Each line containing the word "this" must be collected.

Stored items from a collection

####################

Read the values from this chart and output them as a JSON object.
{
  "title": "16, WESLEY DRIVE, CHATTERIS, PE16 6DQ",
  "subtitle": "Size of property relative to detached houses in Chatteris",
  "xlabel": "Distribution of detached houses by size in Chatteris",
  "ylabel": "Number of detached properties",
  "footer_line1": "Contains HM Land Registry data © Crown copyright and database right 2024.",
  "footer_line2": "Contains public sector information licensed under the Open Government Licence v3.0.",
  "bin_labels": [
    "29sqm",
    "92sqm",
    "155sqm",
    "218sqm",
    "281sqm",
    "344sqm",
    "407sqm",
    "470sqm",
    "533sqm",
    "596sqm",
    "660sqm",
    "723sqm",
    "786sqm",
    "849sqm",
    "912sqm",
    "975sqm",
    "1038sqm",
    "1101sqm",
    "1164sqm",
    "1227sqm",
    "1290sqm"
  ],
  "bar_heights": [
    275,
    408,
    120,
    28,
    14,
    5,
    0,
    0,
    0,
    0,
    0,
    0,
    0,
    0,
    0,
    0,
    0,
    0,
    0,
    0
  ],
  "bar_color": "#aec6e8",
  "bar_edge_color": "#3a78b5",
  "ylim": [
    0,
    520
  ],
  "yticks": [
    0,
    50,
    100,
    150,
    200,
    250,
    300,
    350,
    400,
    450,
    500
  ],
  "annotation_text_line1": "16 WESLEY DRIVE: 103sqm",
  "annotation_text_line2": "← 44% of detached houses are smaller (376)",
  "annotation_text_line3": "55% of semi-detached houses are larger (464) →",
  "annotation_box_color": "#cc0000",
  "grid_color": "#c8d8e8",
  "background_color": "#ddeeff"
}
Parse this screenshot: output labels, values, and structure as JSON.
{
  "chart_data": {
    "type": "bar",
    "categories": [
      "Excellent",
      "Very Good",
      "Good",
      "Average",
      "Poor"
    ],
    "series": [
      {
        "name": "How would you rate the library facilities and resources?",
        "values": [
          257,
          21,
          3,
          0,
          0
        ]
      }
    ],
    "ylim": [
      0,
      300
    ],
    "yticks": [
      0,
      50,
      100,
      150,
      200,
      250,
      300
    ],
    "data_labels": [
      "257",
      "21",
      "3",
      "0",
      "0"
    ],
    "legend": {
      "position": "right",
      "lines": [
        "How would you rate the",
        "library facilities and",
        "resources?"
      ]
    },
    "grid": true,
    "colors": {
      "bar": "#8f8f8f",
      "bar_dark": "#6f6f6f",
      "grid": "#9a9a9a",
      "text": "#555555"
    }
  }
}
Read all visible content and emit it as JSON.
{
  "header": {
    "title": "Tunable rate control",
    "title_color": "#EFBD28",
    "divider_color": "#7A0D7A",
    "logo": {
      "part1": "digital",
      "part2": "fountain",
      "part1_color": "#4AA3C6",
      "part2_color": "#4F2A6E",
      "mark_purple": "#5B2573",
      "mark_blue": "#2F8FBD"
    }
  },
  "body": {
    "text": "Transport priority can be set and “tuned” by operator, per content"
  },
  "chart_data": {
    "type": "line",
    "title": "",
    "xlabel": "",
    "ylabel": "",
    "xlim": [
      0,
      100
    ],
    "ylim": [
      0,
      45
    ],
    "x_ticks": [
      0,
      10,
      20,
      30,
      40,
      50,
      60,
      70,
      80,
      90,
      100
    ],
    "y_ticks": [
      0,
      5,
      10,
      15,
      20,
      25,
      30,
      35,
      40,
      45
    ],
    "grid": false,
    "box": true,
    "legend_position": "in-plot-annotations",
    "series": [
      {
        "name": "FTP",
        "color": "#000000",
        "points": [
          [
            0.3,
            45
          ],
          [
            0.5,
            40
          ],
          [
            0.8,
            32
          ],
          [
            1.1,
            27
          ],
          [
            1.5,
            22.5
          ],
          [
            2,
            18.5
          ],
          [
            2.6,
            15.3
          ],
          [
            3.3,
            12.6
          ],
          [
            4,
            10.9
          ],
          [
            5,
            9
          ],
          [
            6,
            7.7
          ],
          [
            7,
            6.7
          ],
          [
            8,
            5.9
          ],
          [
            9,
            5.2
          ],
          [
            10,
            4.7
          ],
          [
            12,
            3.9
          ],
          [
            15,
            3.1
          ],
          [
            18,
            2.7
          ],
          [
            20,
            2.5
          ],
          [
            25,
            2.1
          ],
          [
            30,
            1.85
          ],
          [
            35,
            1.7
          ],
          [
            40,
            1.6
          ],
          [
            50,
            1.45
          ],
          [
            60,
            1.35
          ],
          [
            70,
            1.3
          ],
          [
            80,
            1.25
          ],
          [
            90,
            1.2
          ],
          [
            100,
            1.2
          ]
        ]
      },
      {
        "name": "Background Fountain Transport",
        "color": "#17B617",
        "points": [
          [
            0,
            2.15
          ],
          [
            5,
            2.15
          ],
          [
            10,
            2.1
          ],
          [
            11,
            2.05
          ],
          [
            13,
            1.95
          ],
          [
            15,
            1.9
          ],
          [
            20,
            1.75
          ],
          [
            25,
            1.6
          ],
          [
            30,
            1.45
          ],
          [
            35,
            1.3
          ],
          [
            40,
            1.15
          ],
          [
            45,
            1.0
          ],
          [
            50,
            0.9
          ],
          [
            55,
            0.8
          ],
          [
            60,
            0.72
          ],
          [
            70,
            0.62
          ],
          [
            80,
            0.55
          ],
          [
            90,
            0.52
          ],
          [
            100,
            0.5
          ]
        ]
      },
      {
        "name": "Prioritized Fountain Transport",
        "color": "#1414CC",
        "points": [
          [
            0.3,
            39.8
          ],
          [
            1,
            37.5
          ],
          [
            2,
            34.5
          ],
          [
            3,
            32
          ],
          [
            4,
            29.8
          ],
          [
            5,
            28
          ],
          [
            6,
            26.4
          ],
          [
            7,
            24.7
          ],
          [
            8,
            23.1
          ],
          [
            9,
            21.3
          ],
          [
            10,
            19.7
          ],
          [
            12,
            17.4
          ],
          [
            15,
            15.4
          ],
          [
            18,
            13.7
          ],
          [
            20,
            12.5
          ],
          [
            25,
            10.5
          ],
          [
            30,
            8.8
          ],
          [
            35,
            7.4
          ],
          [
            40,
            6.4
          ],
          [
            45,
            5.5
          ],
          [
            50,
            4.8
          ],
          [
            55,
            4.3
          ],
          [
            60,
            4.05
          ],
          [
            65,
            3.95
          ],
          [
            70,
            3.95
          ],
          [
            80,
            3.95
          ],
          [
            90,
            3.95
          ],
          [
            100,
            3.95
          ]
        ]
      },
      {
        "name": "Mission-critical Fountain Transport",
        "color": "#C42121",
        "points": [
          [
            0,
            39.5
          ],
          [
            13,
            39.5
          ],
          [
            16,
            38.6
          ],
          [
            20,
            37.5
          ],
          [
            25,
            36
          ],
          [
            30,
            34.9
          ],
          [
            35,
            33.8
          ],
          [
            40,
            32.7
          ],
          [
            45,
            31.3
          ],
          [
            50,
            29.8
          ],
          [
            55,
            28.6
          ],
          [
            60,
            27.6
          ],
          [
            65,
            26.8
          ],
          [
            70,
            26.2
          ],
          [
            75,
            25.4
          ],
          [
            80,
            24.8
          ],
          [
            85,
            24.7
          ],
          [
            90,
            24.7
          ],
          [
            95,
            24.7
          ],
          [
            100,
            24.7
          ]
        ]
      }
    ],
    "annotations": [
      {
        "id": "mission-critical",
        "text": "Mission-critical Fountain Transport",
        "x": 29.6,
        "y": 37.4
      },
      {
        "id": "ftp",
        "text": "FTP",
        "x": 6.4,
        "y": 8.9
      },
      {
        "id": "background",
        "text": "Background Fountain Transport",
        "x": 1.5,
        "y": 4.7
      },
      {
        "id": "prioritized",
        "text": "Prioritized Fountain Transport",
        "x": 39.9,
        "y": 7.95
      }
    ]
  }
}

####################

**ANSWER TO THE EXERCISE:**
Read the values from this chart and output them as a JSON object.
Parse this screenshot: output labels, values, and structure as JSON.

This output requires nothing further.